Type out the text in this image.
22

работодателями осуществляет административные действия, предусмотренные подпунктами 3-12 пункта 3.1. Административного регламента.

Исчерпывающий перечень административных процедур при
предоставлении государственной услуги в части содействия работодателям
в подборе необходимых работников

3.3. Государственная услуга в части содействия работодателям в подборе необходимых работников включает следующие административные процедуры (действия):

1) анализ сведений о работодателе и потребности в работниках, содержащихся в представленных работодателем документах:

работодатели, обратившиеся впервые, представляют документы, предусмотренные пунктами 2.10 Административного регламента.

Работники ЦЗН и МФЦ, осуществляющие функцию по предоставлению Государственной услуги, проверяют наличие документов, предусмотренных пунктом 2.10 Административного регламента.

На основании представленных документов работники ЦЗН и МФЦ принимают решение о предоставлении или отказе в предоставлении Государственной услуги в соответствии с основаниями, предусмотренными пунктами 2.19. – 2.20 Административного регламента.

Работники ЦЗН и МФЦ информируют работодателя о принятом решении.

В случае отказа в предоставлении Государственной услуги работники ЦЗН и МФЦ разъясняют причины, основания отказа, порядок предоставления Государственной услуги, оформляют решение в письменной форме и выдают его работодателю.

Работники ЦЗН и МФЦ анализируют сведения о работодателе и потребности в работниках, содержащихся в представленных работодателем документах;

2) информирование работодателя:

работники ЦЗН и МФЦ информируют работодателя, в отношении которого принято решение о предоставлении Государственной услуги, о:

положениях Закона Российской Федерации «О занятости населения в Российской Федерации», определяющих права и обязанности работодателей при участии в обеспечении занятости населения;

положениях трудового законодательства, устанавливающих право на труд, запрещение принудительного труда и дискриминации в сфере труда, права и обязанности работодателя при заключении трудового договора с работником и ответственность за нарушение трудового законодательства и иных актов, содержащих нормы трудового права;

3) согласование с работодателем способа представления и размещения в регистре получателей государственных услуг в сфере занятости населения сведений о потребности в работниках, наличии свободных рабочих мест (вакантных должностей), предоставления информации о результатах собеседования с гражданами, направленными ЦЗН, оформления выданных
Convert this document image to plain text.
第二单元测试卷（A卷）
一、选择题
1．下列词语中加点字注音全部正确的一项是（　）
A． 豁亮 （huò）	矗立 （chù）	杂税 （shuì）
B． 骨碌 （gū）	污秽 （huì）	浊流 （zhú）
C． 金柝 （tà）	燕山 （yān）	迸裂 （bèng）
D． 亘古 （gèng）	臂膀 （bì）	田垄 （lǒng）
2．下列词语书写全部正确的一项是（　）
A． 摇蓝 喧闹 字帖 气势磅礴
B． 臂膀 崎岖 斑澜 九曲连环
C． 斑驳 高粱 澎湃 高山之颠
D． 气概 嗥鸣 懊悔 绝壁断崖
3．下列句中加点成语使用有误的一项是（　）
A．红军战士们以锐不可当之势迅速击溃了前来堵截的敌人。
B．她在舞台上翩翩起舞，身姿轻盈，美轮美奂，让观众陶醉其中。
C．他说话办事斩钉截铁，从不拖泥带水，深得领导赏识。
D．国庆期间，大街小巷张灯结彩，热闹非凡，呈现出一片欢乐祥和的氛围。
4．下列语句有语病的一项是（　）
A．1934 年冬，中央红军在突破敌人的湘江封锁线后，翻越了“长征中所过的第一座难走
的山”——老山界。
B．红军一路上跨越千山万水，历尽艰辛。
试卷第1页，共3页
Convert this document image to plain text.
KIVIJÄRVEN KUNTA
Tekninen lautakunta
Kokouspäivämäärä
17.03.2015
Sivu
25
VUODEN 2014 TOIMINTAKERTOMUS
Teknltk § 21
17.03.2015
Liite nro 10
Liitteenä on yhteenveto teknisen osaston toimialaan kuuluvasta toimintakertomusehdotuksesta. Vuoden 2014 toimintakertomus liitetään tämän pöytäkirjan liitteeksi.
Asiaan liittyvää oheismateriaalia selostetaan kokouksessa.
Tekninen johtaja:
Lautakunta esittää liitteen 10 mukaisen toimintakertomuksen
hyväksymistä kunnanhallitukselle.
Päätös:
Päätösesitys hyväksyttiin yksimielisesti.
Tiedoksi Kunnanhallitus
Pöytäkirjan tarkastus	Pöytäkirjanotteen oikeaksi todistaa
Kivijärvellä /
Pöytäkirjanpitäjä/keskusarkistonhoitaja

**WORK REQUIRED:**
Please reproduce each record precisely as written.

**FINISHED EXERCISE:**
Type out the text in this image.
22

работодателями осуществляет административные действия, предусмотренные подпунктами 3-12 пункта 3.1. Административного регламента.

Исчерпывающий перечень административных процедур при
предоставлении государственной услуги в части содействия работодателям
в подборе необходимых работников

3.3. Государственная услуга в части содействия работодателям в подборе необходимых работников включает следующие административные процедуры (действия):

1) анализ сведений о работодателе и потребности в работниках, содержащихся в представленных работодателем документах:

работодатели, обратившиеся впервые, представляют документы, предусмотренные пунктами 2.10 Административного регламента.

Работники ЦЗН и МФЦ, осуществляющие функцию по предоставлению Государственной услуги, проверяют наличие документов, предусмотренных пунктом 2.10 Административного регламента.

На основании представленных документов работники ЦЗН и МФЦ принимают решение о предоставлении или отказе в предоставлении Государственной услуги в соответствии с основаниями, предусмотренными пунктами 2.19. – 2.20 Административного регламента.

Работники ЦЗН и МФЦ информируют работодателя о принятом решении.

В случае отказа в предоставлении Государственной услуги работники ЦЗН и МФЦ разъясняют причины, основания отказа, порядок предоставления Государственной услуги, оформляют решение в письменной форме и выдают его работодателю.

Работники ЦЗН и МФЦ анализируют сведения о работодателе и потребности в работниках, содержащихся в представленных работодателем документах;

2) информирование работодателя:

работники ЦЗН и МФЦ информируют работодателя, в отношении которого принято решение о предоставлении Государственной услуги, о:

положениях Закона Российской Федерации «О занятости населения в Российской Федерации», определяющих права и обязанности работодателей при участии в обеспечении занятости населения;

положениях трудового законодательства, устанавливающих право на труд, запрещение принудительного труда и дискриминации в сфере труда, права и обязанности работодателя при заключении трудового договора с работником и ответственность за нарушение трудового законодательства и иных актов, содержащих нормы трудового права;

3) согласование с работодателем способа представления и размещения в регистре получателей государственных услуг в сфере занятости населения сведений о потребности в работниках, наличии свободных рабочих мест (вакантных должностей), предоставления информации о результатах собеседования с гражданами, направленными ЦЗН, оформления выданных
Convert this document image to plain text.
第二单元测试卷（A卷）
一、选择题
1．下列词语中加点字注音全部正确的一项是（　）
A． 豁亮 （huò）	矗立 （chù）	杂税 （shuì）
B． 骨碌 （gū）	污秽 （huì）	浊流 （zhú）
C． 金柝 （tà）	燕山 （yān）	迸裂 （bèng）
D． 亘古 （gèng）	臂膀 （bì）	田垄 （lǒng）
2．下列词语书写全部正确的一项是（　）
A． 摇蓝 喧闹 字帖 气势磅礴
B． 臂膀 崎岖 斑澜 九曲连环
C． 斑驳 高粱 澎湃 高山之颠
D． 气概 嗥鸣 懊悔 绝壁断崖
3．下列句中加点成语使用有误的一项是（　）
A．红军战士们以锐不可当之势迅速击溃了前来堵截的敌人。
B．她在舞台上翩翩起舞，身姿轻盈，美轮美奂，让观众陶醉其中。
C．他说话办事斩钉截铁，从不拖泥带水，深得领导赏识。
D．国庆期间，大街小巷张灯结彩，热闹非凡，呈现出一片欢乐祥和的氛围。
4．下列语句有语病的一项是（　）
A．1934 年冬，中央红军在突破敌人的湘江封锁线后，翻越了“长征中所过的第一座难走
的山”——老山界。
B．红军一路上跨越千山万水，历尽艰辛。
试卷第1页，共3页
Convert this document image to plain text.
KIVIJÄRVEN KUNTA
Tekninen lautakunta
Kokouspäivämäärä
17.03.2015
Sivu
25
VUODEN 2014 TOIMINTAKERTOMUS
Teknltk § 21
17.03.2015
Liite nro 10
Liitteenä on yhteenveto teknisen osaston toimialaan kuuluvasta toimintakertomusehdotuksesta. Vuoden 2014 toimintakertomus liitetään tämän pöytäkirjan liitteeksi.
Asiaan liittyvää oheismateriaalia selostetaan kokouksessa.
Tekninen johtaja:
Lautakunta esittää liitteen 10 mukaisen toimintakertomuksen
hyväksymistä kunnanhallitukselle.
Päätös:
Päätösesitys hyväksyttiin yksimielisesti.
Tiedoksi Kunnanhallitus
Pöytäkirjan tarkastus	Pöytäkirjanotteen oikeaksi todistaa
Kivijärvellä /
Pöytäkirjanpitäjä/keskusarkistonhoitaja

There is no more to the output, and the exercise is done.